WORKING DATA:
☆ ☆ ☆ ☆ ☆ ☆ ☆

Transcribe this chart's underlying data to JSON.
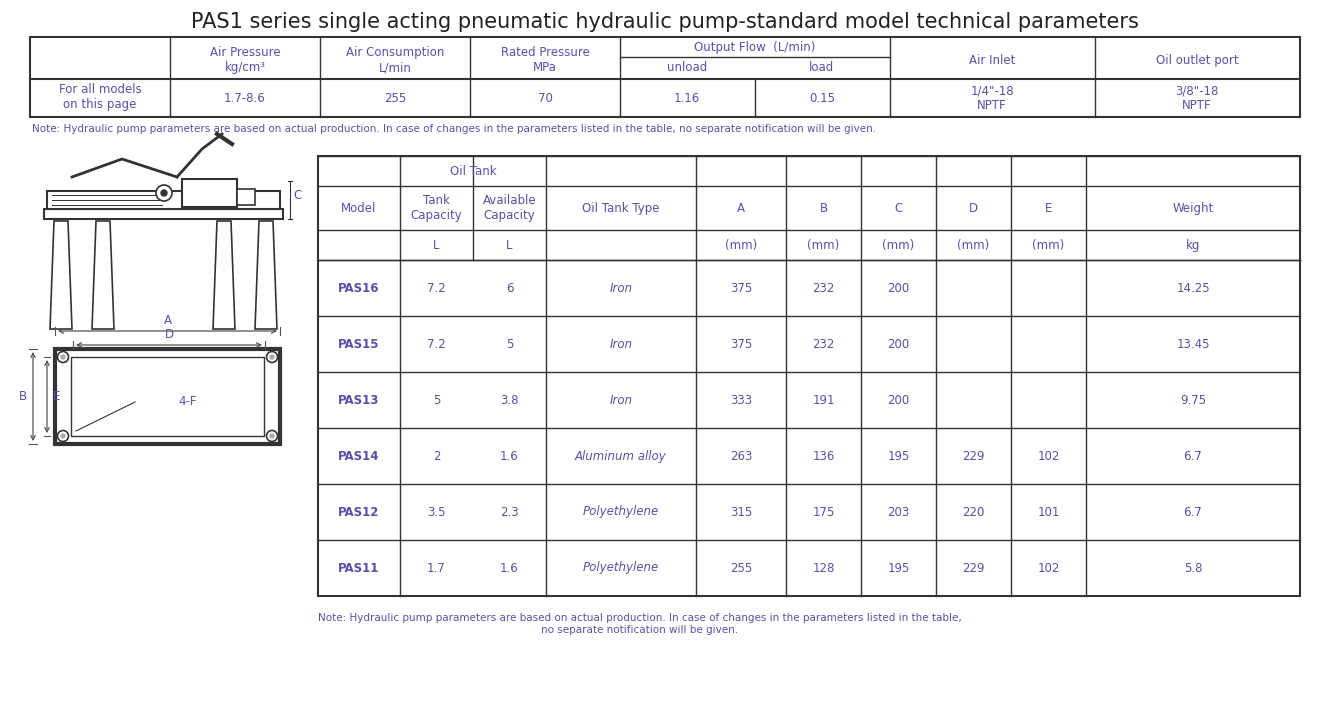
{
  "title": "PAS1 series single acting pneumatic hydraulic pump-standard model technical parameters",
  "title_fontsize": 15,
  "text_color": "#5B4FA8",
  "dark_text_color": "#222222",
  "note_color": "#5B4FA8",
  "note1": "Note: Hydraulic pump parameters are based on actual production. In case of changes in the parameters listed in the table, no separate notification will be given.",
  "note2": "Note: Hydraulic pump parameters are based on actual production. In case of changes in the parameters listed in the table,\nno separate notification will be given.",
  "top_table": {
    "col1_label": "For all models\non this page",
    "col2_header": "Air Pressure\nkg/cm³",
    "col3_header": "Air Consumption\nL/min",
    "col4_header": "Rated Pressure\nMPa",
    "col5_header": "Output Flow  (L/min)",
    "col5a_header": "unload",
    "col5b_header": "load",
    "col6_header": "Air Inlet",
    "col7_header": "Oil outlet port",
    "val2": "1.7-8.6",
    "val3": "255",
    "val4": "70",
    "val5a": "1.16",
    "val5b": "0.15",
    "val6": "1/4\"-18\nNPTF",
    "val7": "3/8\"-18\nNPTF"
  },
  "bottom_table": {
    "col_headers": [
      "Model",
      "Tank\nCapacity",
      "Available\nCapacity",
      "Oil Tank Type",
      "A",
      "B",
      "C",
      "D",
      "E",
      "Weight"
    ],
    "col_units": [
      "",
      "L",
      "L",
      "",
      "(mm)",
      "(mm)",
      "(mm)",
      "(mm)",
      "(mm)",
      "kg"
    ],
    "oil_tank_header": "Oil Tank",
    "rows": [
      [
        "PAS11",
        "1.7",
        "1.6",
        "Polyethylene",
        "255",
        "128",
        "195",
        "229",
        "102",
        "5.8"
      ],
      [
        "PAS12",
        "3.5",
        "2.3",
        "Polyethylene",
        "315",
        "175",
        "203",
        "220",
        "101",
        "6.7"
      ],
      [
        "PAS14",
        "2",
        "1.6",
        "Aluminum alloy",
        "263",
        "136",
        "195",
        "229",
        "102",
        "6.7"
      ],
      [
        "PAS13",
        "5",
        "3.8",
        "Iron",
        "333",
        "191",
        "200",
        "",
        "",
        "9.75"
      ],
      [
        "PAS15",
        "7.2",
        "5",
        "Iron",
        "375",
        "232",
        "200",
        "",
        "",
        "13.45"
      ],
      [
        "PAS16",
        "7.2",
        "6",
        "Iron",
        "375",
        "232",
        "200",
        "",
        "",
        "14.25"
      ]
    ]
  },
  "background_color": "#ffffff",
  "border_color": "#333333",
  "line_color": "#555555"
}
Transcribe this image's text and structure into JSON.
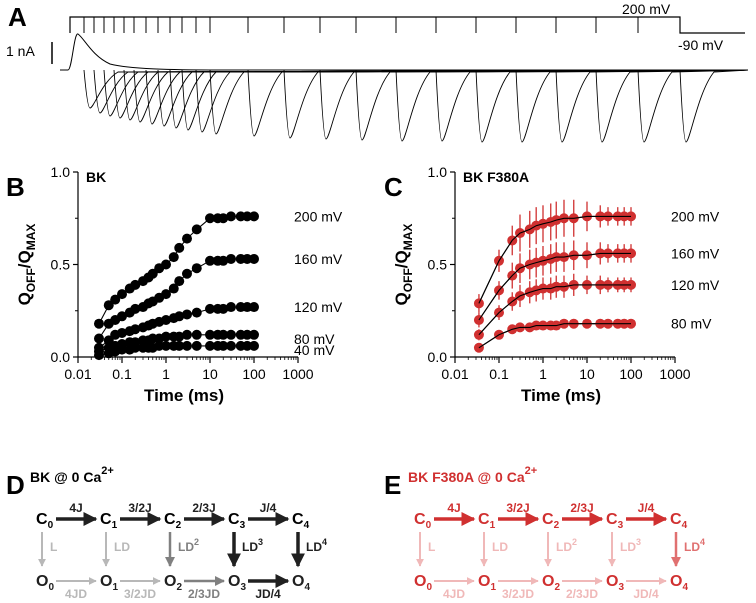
{
  "panels": {
    "a": {
      "letter": "A",
      "voltage_high": "200 mV",
      "voltage_low": "-90 mV",
      "scale_bar": "1 nA"
    },
    "b": {
      "letter": "B"
    },
    "c": {
      "letter": "C"
    },
    "d": {
      "letter": "D"
    },
    "e": {
      "letter": "E"
    }
  },
  "colors": {
    "bk": "#000000",
    "mutant": "#d03030",
    "mutant_light": "#f0b0b0",
    "grey": "#b8b8b8",
    "dark_grey": "#707070"
  },
  "chart_data": [
    {
      "type": "scatter",
      "title": "BK",
      "xlabel": "Time (ms)",
      "ylabel_main": "Q",
      "ylabel_sub1": "OFF",
      "ylabel_sep": "/Q",
      "ylabel_sub2": "MAX",
      "x_scale": "log",
      "xlim": [
        0.01,
        1000
      ],
      "ylim": [
        0,
        1
      ],
      "xticks": [
        "0.01",
        "0.1",
        "1",
        "10",
        "100",
        "1000"
      ],
      "yticks": [
        "0.0",
        "0.5",
        "1.0"
      ],
      "x": [
        0.03,
        0.05,
        0.07,
        0.1,
        0.15,
        0.2,
        0.3,
        0.4,
        0.5,
        0.7,
        1,
        1.5,
        2,
        3,
        5,
        10,
        15,
        20,
        30,
        50,
        70,
        100
      ],
      "series": [
        {
          "name": "200 mV",
          "values": [
            0.18,
            0.28,
            0.31,
            0.34,
            0.37,
            0.39,
            0.41,
            0.43,
            0.45,
            0.48,
            0.5,
            0.54,
            0.59,
            0.64,
            0.69,
            0.75,
            0.75,
            0.75,
            0.76,
            0.76,
            0.76,
            0.76
          ]
        },
        {
          "name": "160 mV",
          "values": [
            0.1,
            0.18,
            0.2,
            0.22,
            0.24,
            0.26,
            0.27,
            0.29,
            0.3,
            0.32,
            0.34,
            0.37,
            0.41,
            0.45,
            0.48,
            0.52,
            0.52,
            0.52,
            0.53,
            0.53,
            0.53,
            0.53
          ]
        },
        {
          "name": "120 mV",
          "values": [
            0.05,
            0.09,
            0.12,
            0.13,
            0.14,
            0.15,
            0.16,
            0.17,
            0.18,
            0.19,
            0.2,
            0.21,
            0.22,
            0.23,
            0.24,
            0.26,
            0.26,
            0.26,
            0.27,
            0.27,
            0.27,
            0.27
          ]
        },
        {
          "name": "80 mV",
          "values": [
            0.03,
            0.05,
            0.06,
            0.07,
            0.08,
            0.08,
            0.09,
            0.09,
            0.1,
            0.1,
            0.11,
            0.11,
            0.11,
            0.12,
            0.12,
            0.12,
            0.12,
            0.12,
            0.12,
            0.12,
            0.12,
            0.12
          ]
        },
        {
          "name": "40 mV",
          "values": [
            0.01,
            0.02,
            0.03,
            0.04,
            0.04,
            0.05,
            0.05,
            0.05,
            0.05,
            0.06,
            0.06,
            0.06,
            0.06,
            0.06,
            0.06,
            0.06,
            0.06,
            0.06,
            0.06,
            0.06,
            0.06,
            0.06
          ]
        }
      ]
    },
    {
      "type": "scatter",
      "title": "BK F380A",
      "xlabel": "Time (ms)",
      "ylabel_main": "Q",
      "ylabel_sub1": "OFF",
      "ylabel_sep": "/Q",
      "ylabel_sub2": "MAX",
      "x_scale": "log",
      "xlim": [
        0.01,
        1000
      ],
      "ylim": [
        0,
        1
      ],
      "xticks": [
        "0.01",
        "0.1",
        "1",
        "10",
        "100",
        "1000"
      ],
      "yticks": [
        "0.0",
        "0.5",
        "1.0"
      ],
      "error_bars": true,
      "x": [
        0.035,
        0.1,
        0.2,
        0.3,
        0.5,
        0.7,
        1,
        1.5,
        2,
        3,
        5,
        10,
        20,
        30,
        50,
        70,
        100
      ],
      "series": [
        {
          "name": "200 mV",
          "values": [
            0.29,
            0.52,
            0.63,
            0.67,
            0.69,
            0.71,
            0.72,
            0.73,
            0.74,
            0.75,
            0.75,
            0.76,
            0.76,
            0.76,
            0.76,
            0.76,
            0.76
          ],
          "err": [
            0.05,
            0.06,
            0.08,
            0.1,
            0.1,
            0.1,
            0.1,
            0.1,
            0.1,
            0.1,
            0.1,
            0.08,
            0.06,
            0.05,
            0.05,
            0.05,
            0.05
          ]
        },
        {
          "name": "160 mV",
          "values": [
            0.2,
            0.36,
            0.44,
            0.48,
            0.5,
            0.51,
            0.52,
            0.53,
            0.54,
            0.54,
            0.55,
            0.55,
            0.56,
            0.56,
            0.56,
            0.56,
            0.56
          ],
          "err": [
            0.04,
            0.05,
            0.07,
            0.08,
            0.08,
            0.08,
            0.08,
            0.08,
            0.08,
            0.08,
            0.08,
            0.07,
            0.06,
            0.05,
            0.05,
            0.05,
            0.05
          ]
        },
        {
          "name": "120 mV",
          "values": [
            0.12,
            0.24,
            0.3,
            0.33,
            0.35,
            0.36,
            0.37,
            0.37,
            0.38,
            0.38,
            0.39,
            0.39,
            0.39,
            0.39,
            0.39,
            0.39,
            0.39
          ],
          "err": [
            0.03,
            0.04,
            0.05,
            0.06,
            0.06,
            0.06,
            0.06,
            0.06,
            0.06,
            0.06,
            0.06,
            0.05,
            0.05,
            0.04,
            0.04,
            0.04,
            0.04
          ]
        },
        {
          "name": "80 mV",
          "values": [
            0.05,
            0.12,
            0.15,
            0.16,
            0.16,
            0.17,
            0.17,
            0.17,
            0.17,
            0.18,
            0.18,
            0.18,
            0.18,
            0.18,
            0.18,
            0.18,
            0.18
          ],
          "err": [
            0.02,
            0.02,
            0.02,
            0.02,
            0.02,
            0.02,
            0.02,
            0.02,
            0.02,
            0.02,
            0.02,
            0.02,
            0.02,
            0.02,
            0.02,
            0.02,
            0.02
          ]
        }
      ]
    }
  ],
  "schemes": [
    {
      "title": "BK @ 0 Ca",
      "title_sup": "2+",
      "top": [
        {
          "s": "C",
          "sub": "0"
        },
        {
          "s": "C",
          "sub": "1"
        },
        {
          "s": "C",
          "sub": "2"
        },
        {
          "s": "C",
          "sub": "3"
        },
        {
          "s": "C",
          "sub": "4"
        }
      ],
      "bottom": [
        {
          "s": "O",
          "sub": "0"
        },
        {
          "s": "O",
          "sub": "1"
        },
        {
          "s": "O",
          "sub": "2"
        },
        {
          "s": "O",
          "sub": "3"
        },
        {
          "s": "O",
          "sub": "4"
        }
      ],
      "top_rates": [
        "4J",
        "3/2J",
        "2/3J",
        "J/4"
      ],
      "bottom_rates": [
        "4JD",
        "3/2JD",
        "2/3JD",
        "JD/4"
      ],
      "vertical_rates": [
        {
          "t": "L",
          "sup": ""
        },
        {
          "t": "LD",
          "sup": ""
        },
        {
          "t": "LD",
          "sup": "2"
        },
        {
          "t": "LD",
          "sup": "3"
        },
        {
          "t": "LD",
          "sup": "4"
        }
      ]
    },
    {
      "title": "BK F380A @ 0 Ca",
      "title_sup": "2+",
      "top": [
        {
          "s": "C",
          "sub": "0"
        },
        {
          "s": "C",
          "sub": "1"
        },
        {
          "s": "C",
          "sub": "2"
        },
        {
          "s": "C",
          "sub": "3"
        },
        {
          "s": "C",
          "sub": "4"
        }
      ],
      "bottom": [
        {
          "s": "O",
          "sub": "0"
        },
        {
          "s": "O",
          "sub": "1"
        },
        {
          "s": "O",
          "sub": "2"
        },
        {
          "s": "O",
          "sub": "3"
        },
        {
          "s": "O",
          "sub": "4"
        }
      ],
      "top_rates": [
        "4J",
        "3/2J",
        "2/3J",
        "J/4"
      ],
      "bottom_rates": [
        "4JD",
        "3/2JD",
        "2/3JD",
        "JD/4"
      ],
      "vertical_rates": [
        {
          "t": "L",
          "sup": ""
        },
        {
          "t": "LD",
          "sup": ""
        },
        {
          "t": "LD",
          "sup": "2"
        },
        {
          "t": "LD",
          "sup": "3"
        },
        {
          "t": "LD",
          "sup": "4"
        }
      ]
    }
  ]
}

☆ ☆ ☆ ☆ ☆ ☆ ☆

PROBLEM DESCRIPTION:
Output nothing but the number of lines in the data containing the string "nCapacity".

SOLUTION TO THIS PROBLEM:
2